--- BEGIN DATA FOR THE TASK ---

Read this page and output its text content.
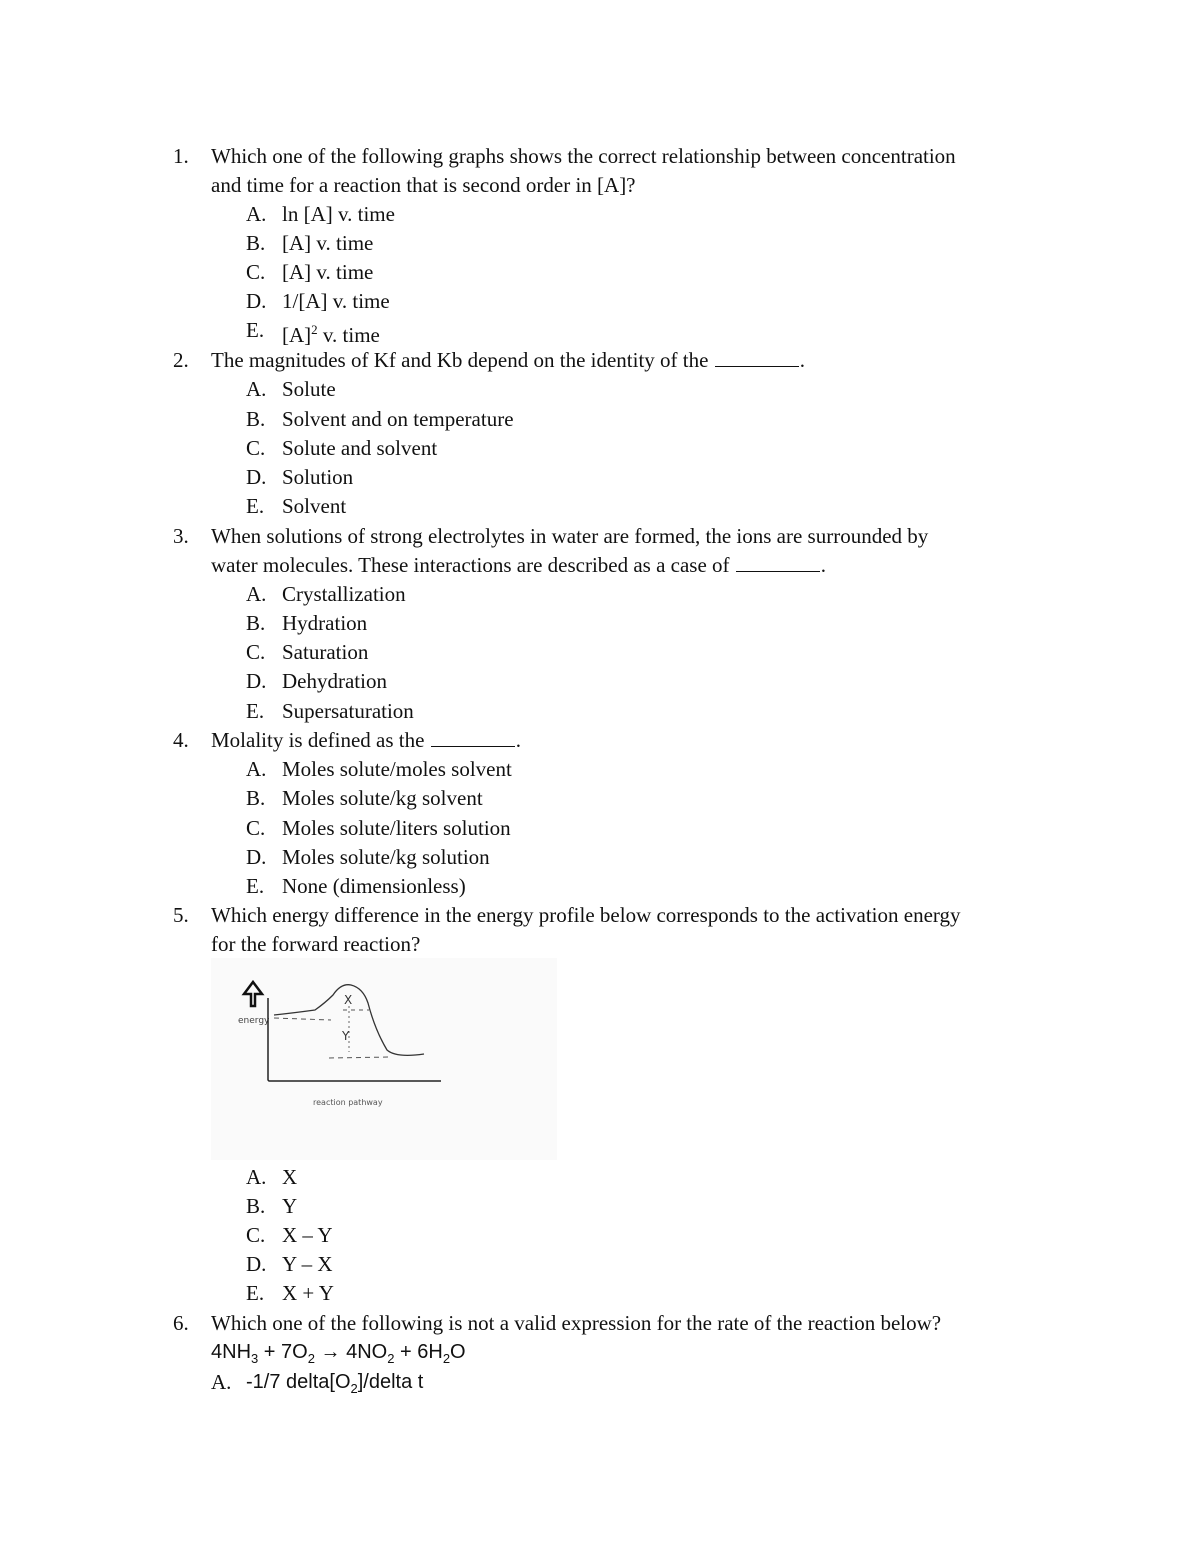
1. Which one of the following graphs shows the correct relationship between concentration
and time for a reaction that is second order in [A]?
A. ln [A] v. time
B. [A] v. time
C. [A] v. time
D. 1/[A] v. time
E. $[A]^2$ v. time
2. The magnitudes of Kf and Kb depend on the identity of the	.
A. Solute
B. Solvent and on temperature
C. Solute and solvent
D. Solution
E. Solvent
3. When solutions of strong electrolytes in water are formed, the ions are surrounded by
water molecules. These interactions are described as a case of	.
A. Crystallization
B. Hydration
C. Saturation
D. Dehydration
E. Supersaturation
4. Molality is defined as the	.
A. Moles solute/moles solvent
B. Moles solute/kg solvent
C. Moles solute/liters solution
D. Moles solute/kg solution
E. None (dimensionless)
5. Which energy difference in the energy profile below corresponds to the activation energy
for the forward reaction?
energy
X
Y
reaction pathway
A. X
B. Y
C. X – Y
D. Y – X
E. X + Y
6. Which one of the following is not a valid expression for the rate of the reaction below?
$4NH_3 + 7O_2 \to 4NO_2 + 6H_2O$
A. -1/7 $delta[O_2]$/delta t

--- END DATA FOR THE TASK ---

- [GIVEN REQUEST] Your task is to copy the entries in full and exactly, without any images.

- [FULL OUTPUT]
Read this page and output its text content.
1. Which one of the following graphs shows the correct relationship between concentration
and time for a reaction that is second order in [A]?
A. ln [A] v. time
B. [A] v. time
C. [A] v. time
D. 1/[A] v. time
E. $[A]^2$ v. time
2. The magnitudes of Kf and Kb depend on the identity of the	.
A. Solute
B. Solvent and on temperature
C. Solute and solvent
D. Solution
E. Solvent
3. When solutions of strong electrolytes in water are formed, the ions are surrounded by
water molecules. These interactions are described as a case of	.
A. Crystallization
B. Hydration
C. Saturation
D. Dehydration
E. Supersaturation
4. Molality is defined as the	.
A. Moles solute/moles solvent
B. Moles solute/kg solvent
C. Moles solute/liters solution
D. Moles solute/kg solution
E. None (dimensionless)
5. Which energy difference in the energy profile below corresponds to the activation energy
for the forward reaction?
energy
X
Y
reaction pathway
A. X
B. Y
C. X – Y
D. Y – X
E. X + Y
6. Which one of the following is not a valid expression for the rate of the reaction below?
$4NH_3 + 7O_2 \to 4NO_2 + 6H_2O$
A. -1/7 $delta[O_2]$/delta t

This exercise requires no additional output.